> TASK TO CARRY OUT
Reproduce, without any changes, the lines of the material from the line with "list-item: •Determine if such" to the line with "bullet-icon: • bbox=[144, 344, 151, 361]", both of those lines included.
——
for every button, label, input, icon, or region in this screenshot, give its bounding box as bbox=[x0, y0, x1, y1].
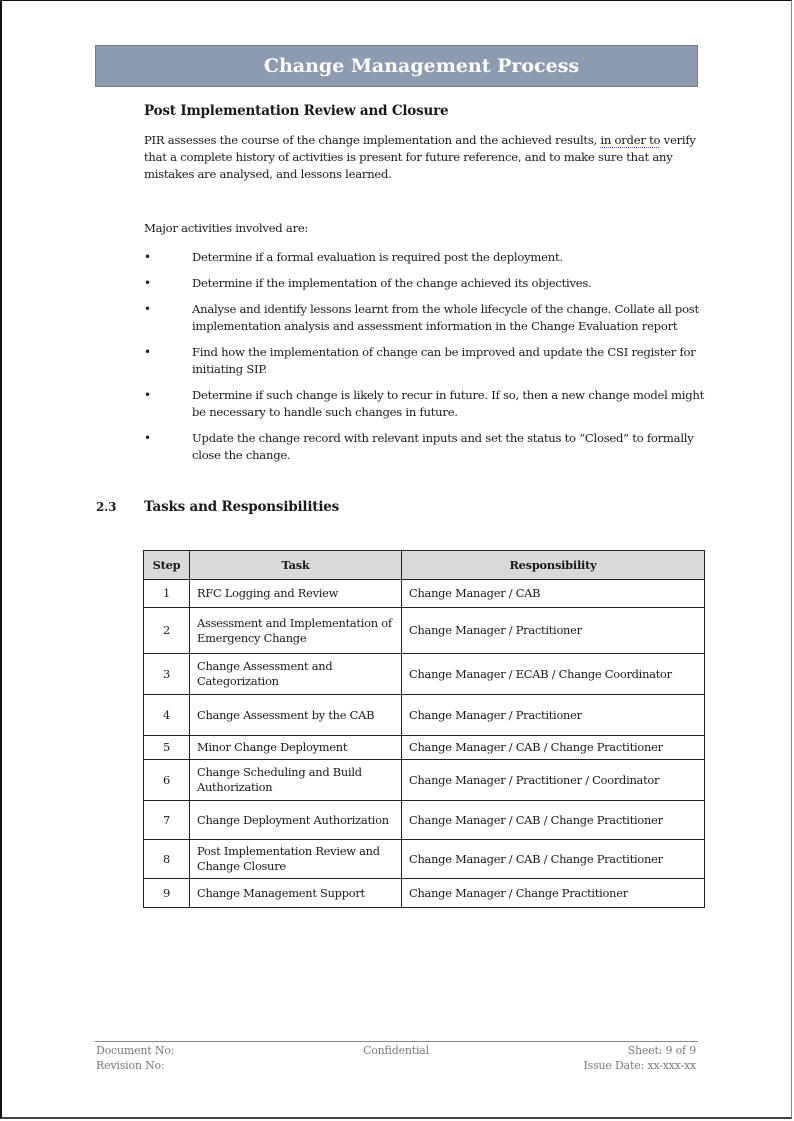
list-item: •Determine if such change is likely to r… bbox=[144, 387, 704, 421]
bullet-icon: • bbox=[144, 301, 151, 318]
table-row: 6Change Scheduling and Build Authorizati… bbox=[144, 760, 705, 801]
bullet-icon: • bbox=[144, 275, 151, 292]
sheet-number: Sheet: 9 of 9 bbox=[496, 1043, 696, 1058]
cell-task: Change Management Support bbox=[190, 879, 402, 908]
cell-step: 7 bbox=[144, 801, 190, 840]
pir-heading: Post Implementation Review and Closure bbox=[144, 103, 448, 119]
cell-responsibility: Change Manager / CAB / Change Practition… bbox=[402, 801, 705, 840]
table-row: 5Minor Change DeploymentChange Manager /… bbox=[144, 736, 705, 760]
section-heading: 2.3 Tasks and Responsibilities bbox=[96, 499, 339, 516]
table-row: 8Post Implementation Review and Change C… bbox=[144, 840, 705, 879]
cell-responsibility: Change Manager / Practitioner bbox=[402, 608, 705, 654]
list-item-text: Find how the implementation of change ca… bbox=[192, 345, 696, 376]
activities-lead: Major activities involved are: bbox=[144, 221, 308, 235]
cell-task: Change Assessment and Categorization bbox=[190, 654, 402, 695]
bullet-icon: • bbox=[144, 387, 151, 404]
section-title: Tasks and Responsibilities bbox=[144, 499, 339, 516]
section-number: 2.3 bbox=[96, 499, 144, 516]
table-row: 1RFC Logging and ReviewChange Manager / … bbox=[144, 580, 705, 608]
bullet-icon: • bbox=[144, 344, 151, 361]
revision-number-label: Revision No: bbox=[96, 1058, 296, 1073]
table-header-row: Step Task Responsibility bbox=[144, 551, 705, 580]
cell-task: Change Deployment Authorization bbox=[190, 801, 402, 840]
cell-responsibility: Change Manager / CAB bbox=[402, 580, 705, 608]
cell-step: 4 bbox=[144, 695, 190, 736]
pir-paragraph: PIR assesses the course of the change im… bbox=[144, 132, 704, 183]
issue-date: Issue Date: xx-xxx-xx bbox=[496, 1058, 696, 1073]
list-item-text: Determine if such change is likely to re… bbox=[192, 388, 704, 419]
cell-responsibility: Change Manager / ECAB / Change Coordinat… bbox=[402, 654, 705, 695]
tasks-table: Step Task Responsibility 1RFC Logging an… bbox=[143, 550, 705, 908]
list-item-text: Determine if a formal evaluation is requ… bbox=[192, 250, 563, 264]
cell-responsibility: Change Manager / Change Practitioner bbox=[402, 879, 705, 908]
list-item: •Determine if the implementation of the … bbox=[144, 275, 704, 292]
cell-task: Minor Change Deployment bbox=[190, 736, 402, 760]
table-row: 9Change Management SupportChange Manager… bbox=[144, 879, 705, 908]
cell-step: 9 bbox=[144, 879, 190, 908]
table-row: 7Change Deployment AuthorizationChange M… bbox=[144, 801, 705, 840]
document-title: Change Management Process bbox=[214, 55, 579, 77]
cell-responsibility: Change Manager / CAB / Change Practition… bbox=[402, 736, 705, 760]
table-row: 4Change Assessment by the CABChange Mana… bbox=[144, 695, 705, 736]
cell-task: RFC Logging and Review bbox=[190, 580, 402, 608]
list-item: •Find how the implementation of change c… bbox=[144, 344, 704, 378]
activities-list: •Determine if a formal evaluation is req… bbox=[144, 249, 704, 473]
footer-divider bbox=[95, 1041, 698, 1042]
list-item-text: Determine if the implementation of the c… bbox=[192, 276, 592, 290]
list-item: •Determine if a formal evaluation is req… bbox=[144, 249, 704, 266]
cell-responsibility: Change Manager / Practitioner bbox=[402, 695, 705, 736]
cell-task: Assessment and Implementation of Emergen… bbox=[190, 608, 402, 654]
cell-task: Change Assessment by the CAB bbox=[190, 695, 402, 736]
table-row: 2Assessment and Implementation of Emerge… bbox=[144, 608, 705, 654]
list-item: •Analyse and identify lessons learnt fro… bbox=[144, 301, 704, 335]
list-item-text: Update the change record with relevant i… bbox=[192, 431, 694, 462]
column-header-step: Step bbox=[144, 551, 190, 580]
cell-step: 2 bbox=[144, 608, 190, 654]
table-row: 3Change Assessment and CategorizationCha… bbox=[144, 654, 705, 695]
classification-label: Confidential bbox=[296, 1043, 496, 1058]
cell-step: 3 bbox=[144, 654, 190, 695]
cell-step: 8 bbox=[144, 840, 190, 879]
column-header-task: Task bbox=[190, 551, 402, 580]
column-header-responsibility: Responsibility bbox=[402, 551, 705, 580]
grammar-flagged-phrase: in order to bbox=[600, 133, 660, 147]
bullet-icon: • bbox=[144, 430, 151, 447]
cell-step: 5 bbox=[144, 736, 190, 760]
bullet-icon: • bbox=[144, 249, 151, 266]
cell-responsibility: Change Manager / CAB / Change Practition… bbox=[402, 840, 705, 879]
cell-step: 6 bbox=[144, 760, 190, 801]
page-footer: Document No: Confidential Sheet: 9 of 9 … bbox=[96, 1043, 696, 1073]
cell-responsibility: Change Manager / Practitioner / Coordina… bbox=[402, 760, 705, 801]
list-item: •Update the change record with relevant … bbox=[144, 430, 704, 464]
cell-task: Change Scheduling and Build Authorizatio… bbox=[190, 760, 402, 801]
list-item-text: Analyse and identify lessons learnt from… bbox=[192, 302, 699, 333]
cell-task: Post Implementation Review and Change Cl… bbox=[190, 840, 402, 879]
document-number-label: Document No: bbox=[96, 1043, 296, 1058]
header-banner: Change Management Process bbox=[95, 45, 698, 87]
cell-step: 1 bbox=[144, 580, 190, 608]
pir-paragraph-part1: PIR assesses the course of the change im… bbox=[144, 133, 600, 147]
——
> OUTPUT
list-item: •Determine if such change is likely to r… bbox=[144, 387, 704, 421]
bullet-icon: • bbox=[144, 301, 151, 318]
table-row: 6Change Scheduling and Build Authorizati… bbox=[144, 760, 705, 801]
bullet-icon: • bbox=[144, 275, 151, 292]
sheet-number: Sheet: 9 of 9 bbox=[496, 1043, 696, 1058]
cell-task: Change Management Support bbox=[190, 879, 402, 908]
cell-step: 7 bbox=[144, 801, 190, 840]
pir-heading: Post Implementation Review and Closure bbox=[144, 103, 448, 119]
cell-responsibility: Change Manager / CAB / Change Practition… bbox=[402, 801, 705, 840]
table-row: 5Minor Change DeploymentChange Manager /… bbox=[144, 736, 705, 760]
section-heading: 2.3 Tasks and Responsibilities bbox=[96, 499, 339, 516]
table-row: 8Post Implementation Review and Change C… bbox=[144, 840, 705, 879]
cell-responsibility: Change Manager / Practitioner bbox=[402, 608, 705, 654]
list-item-text: Find how the implementation of change ca… bbox=[192, 345, 696, 376]
activities-lead: Major activities involved are: bbox=[144, 221, 308, 235]
cell-task: Change Assessment and Categorization bbox=[190, 654, 402, 695]
bullet-icon: • bbox=[144, 387, 151, 404]
section-title: Tasks and Responsibilities bbox=[144, 499, 339, 516]
section-number: 2.3 bbox=[96, 499, 144, 516]
table-row: 1RFC Logging and ReviewChange Manager / … bbox=[144, 580, 705, 608]
bullet-icon: • bbox=[144, 344, 151, 361]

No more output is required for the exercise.